- **Exercise goal**: Output the data below in full, character for character.

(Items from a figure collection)
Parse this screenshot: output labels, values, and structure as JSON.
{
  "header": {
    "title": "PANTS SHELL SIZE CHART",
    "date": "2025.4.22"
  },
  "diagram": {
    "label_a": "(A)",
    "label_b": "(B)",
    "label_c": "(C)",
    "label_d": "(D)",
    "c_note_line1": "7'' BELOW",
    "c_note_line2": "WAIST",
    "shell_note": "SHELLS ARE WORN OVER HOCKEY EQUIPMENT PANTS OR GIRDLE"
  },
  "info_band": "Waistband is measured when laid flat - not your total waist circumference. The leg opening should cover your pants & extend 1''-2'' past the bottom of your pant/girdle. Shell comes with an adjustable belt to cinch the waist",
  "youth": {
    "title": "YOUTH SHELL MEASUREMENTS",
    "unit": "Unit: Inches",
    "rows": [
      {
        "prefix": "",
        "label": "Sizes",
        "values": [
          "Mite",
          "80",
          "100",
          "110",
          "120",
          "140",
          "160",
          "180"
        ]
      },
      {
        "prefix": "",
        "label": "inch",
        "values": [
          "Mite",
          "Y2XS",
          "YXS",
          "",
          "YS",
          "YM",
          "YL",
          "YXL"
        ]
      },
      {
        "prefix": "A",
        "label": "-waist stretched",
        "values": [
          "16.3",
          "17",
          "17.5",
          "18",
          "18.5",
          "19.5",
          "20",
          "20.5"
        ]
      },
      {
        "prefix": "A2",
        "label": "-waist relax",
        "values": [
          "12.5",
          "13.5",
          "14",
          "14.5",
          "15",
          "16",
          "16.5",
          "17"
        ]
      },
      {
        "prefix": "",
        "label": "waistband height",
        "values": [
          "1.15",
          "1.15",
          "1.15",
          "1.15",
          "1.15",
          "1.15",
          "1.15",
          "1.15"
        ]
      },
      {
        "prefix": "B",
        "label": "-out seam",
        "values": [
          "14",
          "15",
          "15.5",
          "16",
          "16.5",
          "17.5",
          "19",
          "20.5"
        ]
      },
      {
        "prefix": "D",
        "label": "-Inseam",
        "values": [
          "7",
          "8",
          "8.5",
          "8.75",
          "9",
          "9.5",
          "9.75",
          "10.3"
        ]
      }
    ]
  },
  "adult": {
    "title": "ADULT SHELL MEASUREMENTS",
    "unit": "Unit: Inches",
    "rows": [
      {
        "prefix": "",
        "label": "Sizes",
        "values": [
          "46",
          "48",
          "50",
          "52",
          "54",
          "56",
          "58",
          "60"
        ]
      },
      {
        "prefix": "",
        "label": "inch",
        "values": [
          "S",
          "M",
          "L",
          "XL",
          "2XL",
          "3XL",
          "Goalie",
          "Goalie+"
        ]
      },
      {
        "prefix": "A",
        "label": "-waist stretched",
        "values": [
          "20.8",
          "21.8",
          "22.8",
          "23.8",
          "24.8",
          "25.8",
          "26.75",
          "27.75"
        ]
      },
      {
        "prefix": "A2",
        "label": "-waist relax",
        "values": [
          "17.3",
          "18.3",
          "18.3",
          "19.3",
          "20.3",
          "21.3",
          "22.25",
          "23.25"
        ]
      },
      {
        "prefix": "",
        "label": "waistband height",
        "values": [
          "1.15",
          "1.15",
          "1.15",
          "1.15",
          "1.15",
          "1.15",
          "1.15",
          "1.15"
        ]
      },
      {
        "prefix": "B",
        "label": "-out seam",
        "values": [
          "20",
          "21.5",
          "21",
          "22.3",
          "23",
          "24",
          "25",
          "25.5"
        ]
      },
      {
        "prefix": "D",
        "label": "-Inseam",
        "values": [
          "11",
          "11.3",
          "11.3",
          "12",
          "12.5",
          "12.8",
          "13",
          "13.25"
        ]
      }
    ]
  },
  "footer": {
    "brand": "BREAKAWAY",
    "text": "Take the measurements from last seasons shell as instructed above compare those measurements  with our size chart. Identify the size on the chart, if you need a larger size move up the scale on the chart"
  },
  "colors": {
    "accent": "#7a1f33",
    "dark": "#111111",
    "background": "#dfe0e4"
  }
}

- **Result of this exercise**:
Parse this screenshot: output labels, values, and structure as JSON.
{
  "header": {
    "title": "PANTS SHELL SIZE CHART",
    "date": "2025.4.22"
  },
  "diagram": {
    "label_a": "(A)",
    "label_b": "(B)",
    "label_c": "(C)",
    "label_d": "(D)",
    "c_note_line1": "7'' BELOW",
    "c_note_line2": "WAIST",
    "shell_note": "SHELLS ARE WORN OVER HOCKEY EQUIPMENT PANTS OR GIRDLE"
  },
  "info_band": "Waistband is measured when laid flat - not your total waist circumference. The leg opening should cover your pants & extend 1''-2'' past the bottom of your pant/girdle. Shell comes with an adjustable belt to cinch the waist",
  "youth": {
    "title": "YOUTH SHELL MEASUREMENTS",
    "unit": "Unit: Inches",
    "rows": [
      {
        "prefix": "",
        "label": "Sizes",
        "values": [
          "Mite",
          "80",
          "100",
          "110",
          "120",
          "140",
          "160",
          "180"
        ]
      },
      {
        "prefix": "",
        "label": "inch",
        "values": [
          "Mite",
          "Y2XS",
          "YXS",
          "",
          "YS",
          "YM",
          "YL",
          "YXL"
        ]
      },
      {
        "prefix": "A",
        "label": "-waist stretched",
        "values": [
          "16.3",
          "17",
          "17.5",
          "18",
          "18.5",
          "19.5",
          "20",
          "20.5"
        ]
      },
      {
        "prefix": "A2",
        "label": "-waist relax",
        "values": [
          "12.5",
          "13.5",
          "14",
          "14.5",
          "15",
          "16",
          "16.5",
          "17"
        ]
      },
      {
        "prefix": "",
        "label": "waistband height",
        "values": [
          "1.15",
          "1.15",
          "1.15",
          "1.15",
          "1.15",
          "1.15",
          "1.15",
          "1.15"
        ]
      },
      {
        "prefix": "B",
        "label": "-out seam",
        "values": [
          "14",
          "15",
          "15.5",
          "16",
          "16.5",
          "17.5",
          "19",
          "20.5"
        ]
      },
      {
        "prefix": "D",
        "label": "-Inseam",
        "values": [
          "7",
          "8",
          "8.5",
          "8.75",
          "9",
          "9.5",
          "9.75",
          "10.3"
        ]
      }
    ]
  },
  "adult": {
    "title": "ADULT SHELL MEASUREMENTS",
    "unit": "Unit: Inches",
    "rows": [
      {
        "prefix": "",
        "label": "Sizes",
        "values": [
          "46",
          "48",
          "50",
          "52",
          "54",
          "56",
          "58",
          "60"
        ]
      },
      {
        "prefix": "",
        "label": "inch",
        "values": [
          "S",
          "M",
          "L",
          "XL",
          "2XL",
          "3XL",
          "Goalie",
          "Goalie+"
        ]
      },
      {
        "prefix": "A",
        "label": "-waist stretched",
        "values": [
          "20.8",
          "21.8",
          "22.8",
          "23.8",
          "24.8",
          "25.8",
          "26.75",
          "27.75"
        ]
      },
      {
        "prefix": "A2",
        "label": "-waist relax",
        "values": [
          "17.3",
          "18.3",
          "18.3",
          "19.3",
          "20.3",
          "21.3",
          "22.25",
          "23.25"
        ]
      },
      {
        "prefix": "",
        "label": "waistband height",
        "values": [
          "1.15",
          "1.15",
          "1.15",
          "1.15",
          "1.15",
          "1.15",
          "1.15",
          "1.15"
        ]
      },
      {
        "prefix": "B",
        "label": "-out seam",
        "values": [
          "20",
          "21.5",
          "21",
          "22.3",
          "23",
          "24",
          "25",
          "25.5"
        ]
      },
      {
        "prefix": "D",
        "label": "-Inseam",
        "values": [
          "11",
          "11.3",
          "11.3",
          "12",
          "12.5",
          "12.8",
          "13",
          "13.25"
        ]
      }
    ]
  },
  "footer": {
    "brand": "BREAKAWAY",
    "text": "Take the measurements from last seasons shell as instructed above compare those measurements  with our size chart. Identify the size on the chart, if you need a larger size move up the scale on the chart"
  },
  "colors": {
    "accent": "#7a1f33",
    "dark": "#111111",
    "background": "#dfe0e4"
  }
}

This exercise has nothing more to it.